JOB: Format the lines below as a JSON array of strings, one string per line, skipping blank lines and omitting the pictures.

EXTRACTED ENTRIES:
.....

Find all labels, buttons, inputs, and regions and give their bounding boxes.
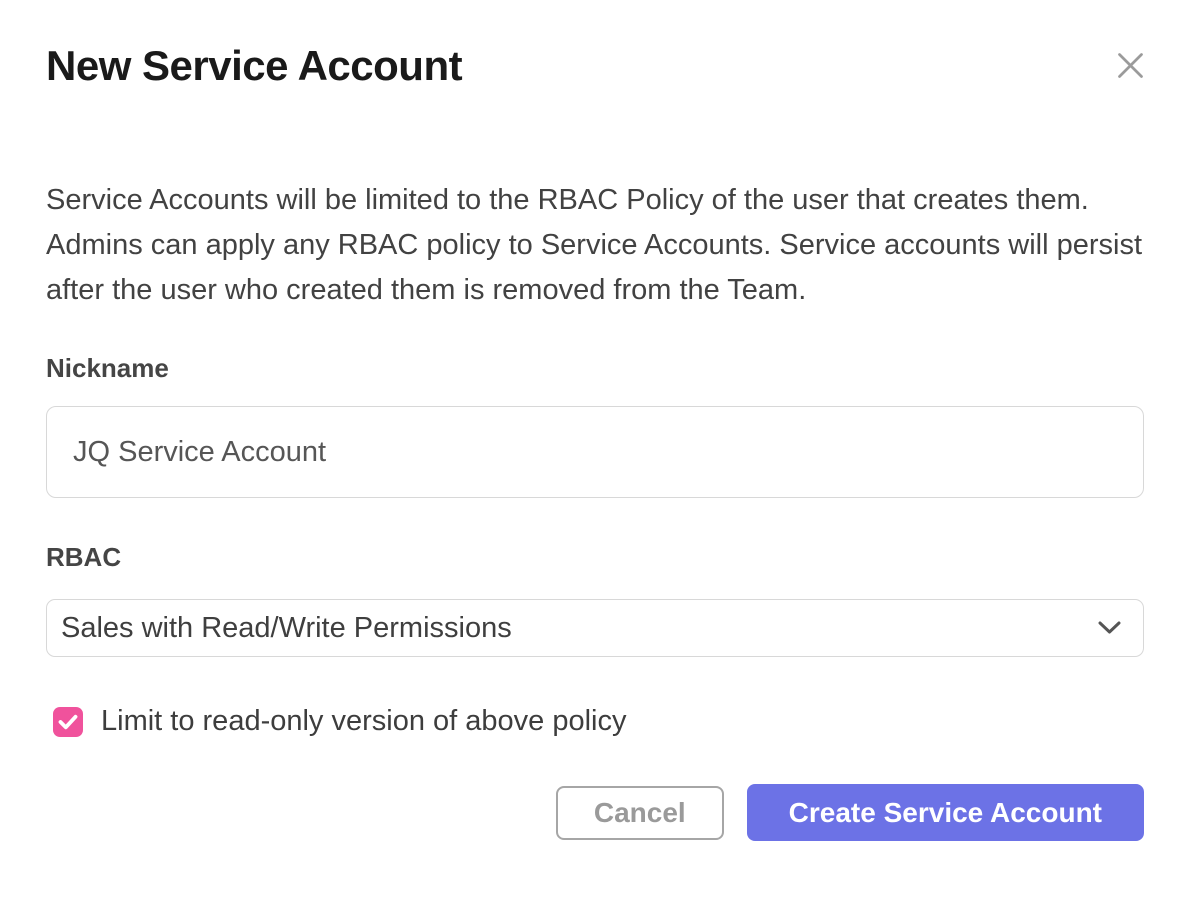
rbac-selected-value: Sales with Read/Write Permissions xyxy=(61,612,512,645)
modal-description: Service Accounts will be limited to the … xyxy=(46,178,1144,313)
chevron-down-icon xyxy=(1098,621,1121,635)
readonly-checkbox-label: Limit to read-only version of above poli… xyxy=(101,705,626,738)
rbac-label: RBAC xyxy=(46,542,1144,573)
close-icon xyxy=(1117,67,1144,82)
readonly-checkbox-row[interactable]: Limit to read-only version of above poli… xyxy=(53,705,1144,738)
modal-footer: Cancel Create Service Account xyxy=(46,784,1144,841)
new-service-account-modal: New Service Account Service Accounts wil… xyxy=(0,0,1190,904)
modal-title: New Service Account xyxy=(46,40,462,92)
readonly-checkbox[interactable] xyxy=(53,707,83,737)
rbac-select[interactable]: Sales with Read/Write Permissions xyxy=(46,599,1144,657)
nickname-input[interactable] xyxy=(46,406,1144,498)
modal-header: New Service Account xyxy=(46,40,1144,92)
nickname-label: Nickname xyxy=(46,353,1144,384)
checkmark-icon xyxy=(58,714,78,730)
create-service-account-button[interactable]: Create Service Account xyxy=(747,784,1144,841)
cancel-button[interactable]: Cancel xyxy=(556,786,724,840)
close-button[interactable] xyxy=(1109,44,1152,87)
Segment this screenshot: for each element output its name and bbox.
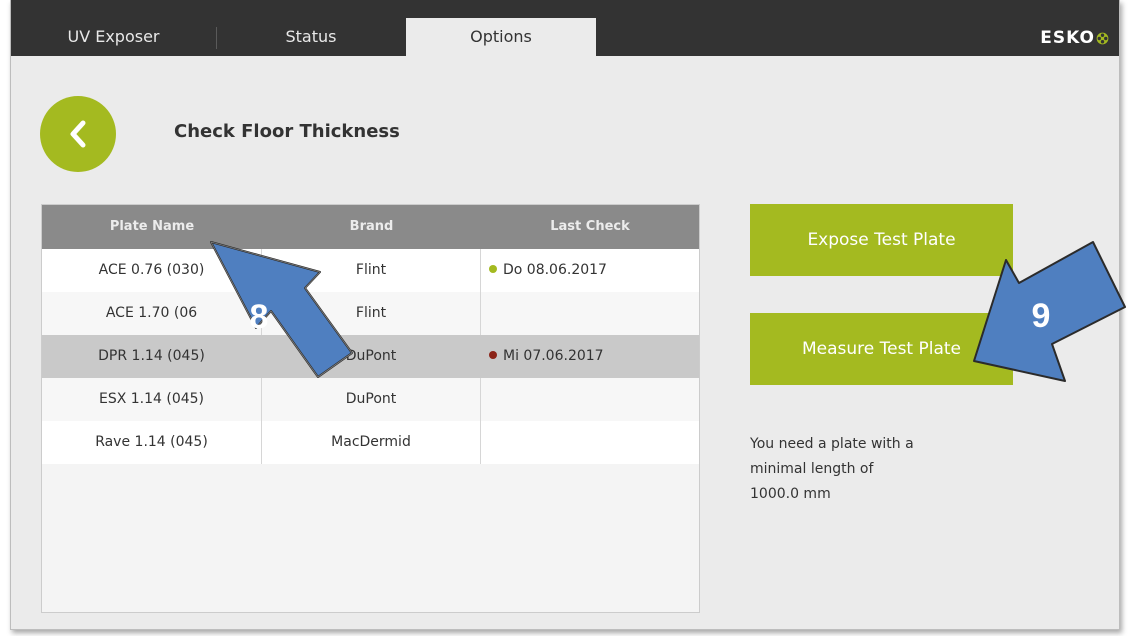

.....

EXERCISE ANSWER:
[
  "Find all labels, buttons, inputs, and regions and give their bounding boxes.",
  "rbac-selected-value: Sales with Read/Write Permissions xyxy=(61,612,512,645)",
  "modal-description: Service Accounts will be limited to the … xyxy=(46,178,1144,313)",
  "chevron-down-icon xyxy=(1098,621,1121,635)",
  "readonly-checkbox-label: Limit to read-only version of above poli… xyxy=(101,705,626,738)",
  "rbac-label: RBAC xyxy=(46,542,1144,573)",
  "close-icon xyxy=(1117,67,1144,82)",
  "readonly-checkbox-row[interactable]: Limit to read-only version of above poli… xyxy=(53,705,1144,738)",
  "modal-footer: Cancel Create Service Account xyxy=(46,784,1144,841)",
  "new-service-account-modal: New Service Account Service Accounts wil… xyxy=(0,0,1190,904)",
  "modal-title: New Service Account xyxy=(46,40,462,92)",
  "readonly-checkbox[interactable] xyxy=(53,707,83,737)",
  "rbac-select[interactable]: Sales with Read/Write Permissions xyxy=(46,599,1144,657)",
  "nickname-input[interactable] xyxy=(46,406,1144,498)",
  "modal-header: New Service Account xyxy=(46,40,1144,92)",
  "nickname-label: Nickname xyxy=(46,353,1144,384)",
  "checkmark-icon xyxy=(58,714,78,730)",
  "create-service-account-button[interactable]: Create Service Account xyxy=(747,784,1144,841)",
  "cancel-button[interactable]: Cancel xyxy=(556,786,724,840)",
  "close-button[interactable] xyxy=(1109,44,1152,87)",
  "Segment this screenshot: for each element output its name and bbox."
]